▶ DATA TO PROCESS
◇ ◇ ◇ ◇ ◇ ◇ ◇

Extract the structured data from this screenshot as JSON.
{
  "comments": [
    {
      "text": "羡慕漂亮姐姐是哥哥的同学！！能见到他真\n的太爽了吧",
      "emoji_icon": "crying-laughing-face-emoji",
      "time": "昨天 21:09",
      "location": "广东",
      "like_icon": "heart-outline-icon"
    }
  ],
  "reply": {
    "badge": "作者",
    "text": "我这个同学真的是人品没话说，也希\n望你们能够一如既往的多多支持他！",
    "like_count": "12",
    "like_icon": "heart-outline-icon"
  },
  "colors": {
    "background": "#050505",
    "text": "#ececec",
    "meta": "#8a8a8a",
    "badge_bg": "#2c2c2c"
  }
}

◇ ◇ ◇ ◇ ◇ ◇ ◇

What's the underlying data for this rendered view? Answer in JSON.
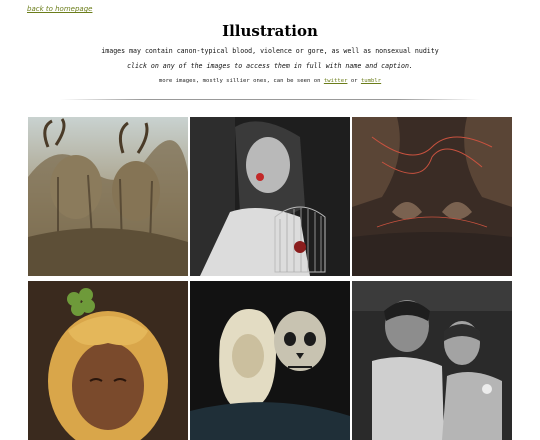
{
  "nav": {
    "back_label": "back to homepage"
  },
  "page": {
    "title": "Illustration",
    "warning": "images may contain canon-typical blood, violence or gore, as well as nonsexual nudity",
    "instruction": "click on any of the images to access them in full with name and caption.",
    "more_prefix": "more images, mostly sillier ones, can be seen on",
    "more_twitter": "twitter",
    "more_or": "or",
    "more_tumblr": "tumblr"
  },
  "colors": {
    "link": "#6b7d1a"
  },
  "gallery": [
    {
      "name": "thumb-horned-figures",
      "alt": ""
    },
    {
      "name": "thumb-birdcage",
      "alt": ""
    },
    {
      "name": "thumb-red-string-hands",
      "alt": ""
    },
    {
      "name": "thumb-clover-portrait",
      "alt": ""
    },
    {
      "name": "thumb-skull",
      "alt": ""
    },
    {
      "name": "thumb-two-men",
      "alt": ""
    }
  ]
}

◇ ◇ ◇ ◇ ◇ ◇ ◇

▶ WHAT TO PRODUCE
Pull out all lines in the data above that include "text".

▶ EXERCISE OUTPUT
      "text": "羡慕漂亮姐姐是哥哥的同学！！能见到他真\n的太爽了吧",
    "text": "我这个同学真的是人品没话说，也希\n望你们能够一如既往的多多支持他！",
    "text": "#ececec",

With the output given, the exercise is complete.